> **WORK REQUIRED**
Turn each line of the listing below into a numbered list, skipping blank lines and leaving out the pictures.

> **Rows taken from a dataset**
>>>
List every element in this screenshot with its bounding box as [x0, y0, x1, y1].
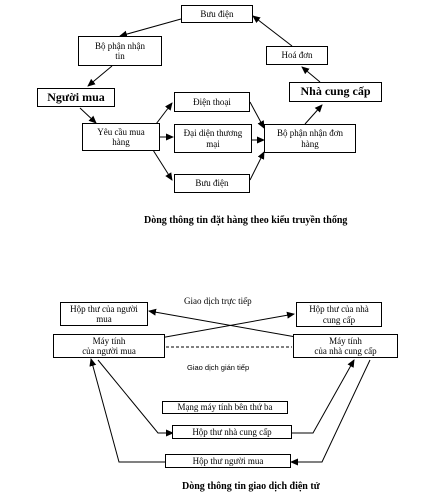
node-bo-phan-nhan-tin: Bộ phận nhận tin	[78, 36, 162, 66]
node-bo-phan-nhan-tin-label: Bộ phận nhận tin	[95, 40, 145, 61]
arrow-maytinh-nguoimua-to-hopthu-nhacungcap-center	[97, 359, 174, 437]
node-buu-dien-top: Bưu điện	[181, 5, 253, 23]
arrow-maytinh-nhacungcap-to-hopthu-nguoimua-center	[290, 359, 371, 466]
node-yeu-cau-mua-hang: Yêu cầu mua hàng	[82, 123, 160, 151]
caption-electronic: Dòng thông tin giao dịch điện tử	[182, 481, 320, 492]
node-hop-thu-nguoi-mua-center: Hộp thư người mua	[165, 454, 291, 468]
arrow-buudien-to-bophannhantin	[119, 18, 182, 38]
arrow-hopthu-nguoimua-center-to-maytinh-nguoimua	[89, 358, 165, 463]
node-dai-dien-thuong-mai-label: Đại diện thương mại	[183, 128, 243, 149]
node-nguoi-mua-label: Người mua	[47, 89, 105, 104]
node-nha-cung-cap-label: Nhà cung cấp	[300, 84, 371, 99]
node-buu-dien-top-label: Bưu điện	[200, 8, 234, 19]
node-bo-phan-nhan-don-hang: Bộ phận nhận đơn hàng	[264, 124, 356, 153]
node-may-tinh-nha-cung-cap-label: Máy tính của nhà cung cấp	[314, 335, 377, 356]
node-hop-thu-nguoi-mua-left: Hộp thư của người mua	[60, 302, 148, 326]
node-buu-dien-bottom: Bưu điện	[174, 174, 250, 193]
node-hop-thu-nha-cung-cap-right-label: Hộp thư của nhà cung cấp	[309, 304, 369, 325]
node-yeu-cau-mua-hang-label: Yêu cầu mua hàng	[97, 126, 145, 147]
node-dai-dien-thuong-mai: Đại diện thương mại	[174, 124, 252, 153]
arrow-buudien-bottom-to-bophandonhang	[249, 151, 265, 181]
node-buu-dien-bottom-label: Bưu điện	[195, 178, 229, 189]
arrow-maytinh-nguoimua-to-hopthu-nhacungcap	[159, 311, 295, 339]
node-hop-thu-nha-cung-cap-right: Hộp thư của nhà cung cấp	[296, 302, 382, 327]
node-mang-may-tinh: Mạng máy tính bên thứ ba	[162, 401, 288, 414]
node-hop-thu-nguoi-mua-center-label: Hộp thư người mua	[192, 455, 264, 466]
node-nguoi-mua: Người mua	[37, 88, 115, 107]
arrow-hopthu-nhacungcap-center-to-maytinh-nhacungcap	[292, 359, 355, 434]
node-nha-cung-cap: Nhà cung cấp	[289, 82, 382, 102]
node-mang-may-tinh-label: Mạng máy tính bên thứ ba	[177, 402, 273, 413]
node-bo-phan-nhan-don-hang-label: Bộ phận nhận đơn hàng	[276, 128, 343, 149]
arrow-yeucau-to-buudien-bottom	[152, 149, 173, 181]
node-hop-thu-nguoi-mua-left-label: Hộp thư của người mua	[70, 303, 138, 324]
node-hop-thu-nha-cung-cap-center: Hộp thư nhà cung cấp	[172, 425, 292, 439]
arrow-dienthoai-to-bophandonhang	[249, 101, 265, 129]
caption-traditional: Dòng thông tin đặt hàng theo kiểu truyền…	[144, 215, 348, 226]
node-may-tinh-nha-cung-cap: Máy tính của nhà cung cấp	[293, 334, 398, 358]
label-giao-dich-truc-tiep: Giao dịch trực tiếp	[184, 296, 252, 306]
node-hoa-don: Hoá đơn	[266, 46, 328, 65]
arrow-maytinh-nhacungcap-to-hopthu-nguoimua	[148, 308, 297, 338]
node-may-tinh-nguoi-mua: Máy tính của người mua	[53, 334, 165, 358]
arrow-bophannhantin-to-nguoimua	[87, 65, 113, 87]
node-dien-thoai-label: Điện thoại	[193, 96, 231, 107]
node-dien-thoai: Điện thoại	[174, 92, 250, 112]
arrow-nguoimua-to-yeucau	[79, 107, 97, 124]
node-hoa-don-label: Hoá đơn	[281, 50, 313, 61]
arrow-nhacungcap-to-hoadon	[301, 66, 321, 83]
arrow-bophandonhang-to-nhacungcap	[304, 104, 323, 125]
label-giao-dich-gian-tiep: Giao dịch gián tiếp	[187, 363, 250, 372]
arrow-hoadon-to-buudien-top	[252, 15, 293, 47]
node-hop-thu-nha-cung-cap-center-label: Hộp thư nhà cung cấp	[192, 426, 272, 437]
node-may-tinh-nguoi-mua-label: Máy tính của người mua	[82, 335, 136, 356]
<<<
> **REPLY**
1. List every element in this screenshot with its bounding box as [x0, y0, x1, y1].
2. node-bo-phan-nhan-tin: Bộ phận nhận tin	[78, 36, 162, 66]
3. node-bo-phan-nhan-tin-label: Bộ phận nhận tin	[95, 40, 145, 61]
4. arrow-maytinh-nguoimua-to-hopthu-nhacungcap-center	[97, 359, 174, 437]
5. node-buu-dien-top: Bưu điện	[181, 5, 253, 23]
6. arrow-maytinh-nhacungcap-to-hopthu-nguoimua-center	[290, 359, 371, 466]
7. node-yeu-cau-mua-hang: Yêu cầu mua hàng	[82, 123, 160, 151]
8. caption-electronic: Dòng thông tin giao dịch điện tử	[182, 481, 320, 492]
9. node-hop-thu-nguoi-mua-center: Hộp thư người mua	[165, 454, 291, 468]
10. arrow-buudien-to-bophannhantin	[119, 18, 182, 38]
11. arrow-hopthu-nguoimua-center-to-maytinh-nguoimua	[89, 358, 165, 463]
12. node-dai-dien-thuong-mai-label: Đại diện thương mại	[183, 128, 243, 149]
13. node-nguoi-mua-label: Người mua	[47, 89, 105, 104]
14. node-nha-cung-cap-label: Nhà cung cấp	[300, 84, 371, 99]
15. node-buu-dien-top-label: Bưu điện	[200, 8, 234, 19]
16. node-bo-phan-nhan-don-hang: Bộ phận nhận đơn hàng	[264, 124, 356, 153]
17. node-may-tinh-nha-cung-cap-label: Máy tính của nhà cung cấp	[314, 335, 377, 356]
18. node-hop-thu-nguoi-mua-left: Hộp thư của người mua	[60, 302, 148, 326]
19. node-buu-dien-bottom: Bưu điện	[174, 174, 250, 193]
20. node-hop-thu-nha-cung-cap-right-label: Hộp thư của nhà cung cấp	[309, 304, 369, 325]
21. node-yeu-cau-mua-hang-label: Yêu cầu mua hàng	[97, 126, 145, 147]
22. node-dai-dien-thuong-mai: Đại diện thương mại	[174, 124, 252, 153]
23. arrow-buudien-bottom-to-bophandonhang	[249, 151, 265, 181]
24. node-buu-dien-bottom-label: Bưu điện	[195, 178, 229, 189]
25. arrow-maytinh-nguoimua-to-hopthu-nhacungcap	[159, 311, 295, 339]
26. node-hop-thu-nha-cung-cap-right: Hộp thư của nhà cung cấp	[296, 302, 382, 327]
27. node-mang-may-tinh: Mạng máy tính bên thứ ba	[162, 401, 288, 414]
28. node-hop-thu-nguoi-mua-center-label: Hộp thư người mua	[192, 455, 264, 466]
29. node-nguoi-mua: Người mua	[37, 88, 115, 107]
30. arrow-hopthu-nhacungcap-center-to-maytinh-nhacungcap	[292, 359, 355, 434]
31. node-nha-cung-cap: Nhà cung cấp	[289, 82, 382, 102]
32. node-mang-may-tinh-label: Mạng máy tính bên thứ ba	[177, 402, 273, 413]
33. node-bo-phan-nhan-don-hang-label: Bộ phận nhận đơn hàng	[276, 128, 343, 149]
34. arrow-yeucau-to-buudien-bottom	[152, 149, 173, 181]
35. node-hop-thu-nguoi-mua-left-label: Hộp thư của người mua	[70, 303, 138, 324]
36. node-hop-thu-nha-cung-cap-center: Hộp thư nhà cung cấp	[172, 425, 292, 439]
37. arrow-dienthoai-to-bophandonhang	[249, 101, 265, 129]
38. caption-traditional: Dòng thông tin đặt hàng theo kiểu truyền…	[144, 215, 348, 226]
39. node-may-tinh-nha-cung-cap: Máy tính của nhà cung cấp	[293, 334, 398, 358]
40. label-giao-dich-truc-tiep: Giao dịch trực tiếp	[184, 296, 252, 306]
41. node-hoa-don: Hoá đơn	[266, 46, 328, 65]
42. arrow-maytinh-nhacungcap-to-hopthu-nguoimua	[148, 308, 297, 338]
43. node-may-tinh-nguoi-mua: Máy tính của người mua	[53, 334, 165, 358]
44. arrow-bophannhantin-to-nguoimua	[87, 65, 113, 87]
45. node-dien-thoai-label: Điện thoại	[193, 96, 231, 107]
46. node-dien-thoai: Điện thoại	[174, 92, 250, 112]
47. arrow-nguoimua-to-yeucau	[79, 107, 97, 124]
48. node-hoa-don-label: Hoá đơn	[281, 50, 313, 61]
49. arrow-nhacungcap-to-hoadon	[301, 66, 321, 83]
50. arrow-bophandonhang-to-nhacungcap	[304, 104, 323, 125]
51. label-giao-dich-gian-tiep: Giao dịch gián tiếp	[187, 363, 250, 372]
52. arrow-hoadon-to-buudien-top	[252, 15, 293, 47]
53. node-hop-thu-nha-cung-cap-center-label: Hộp thư nhà cung cấp	[192, 426, 272, 437]
54. node-may-tinh-nguoi-mua-label: Máy tính của người mua	[82, 335, 136, 356]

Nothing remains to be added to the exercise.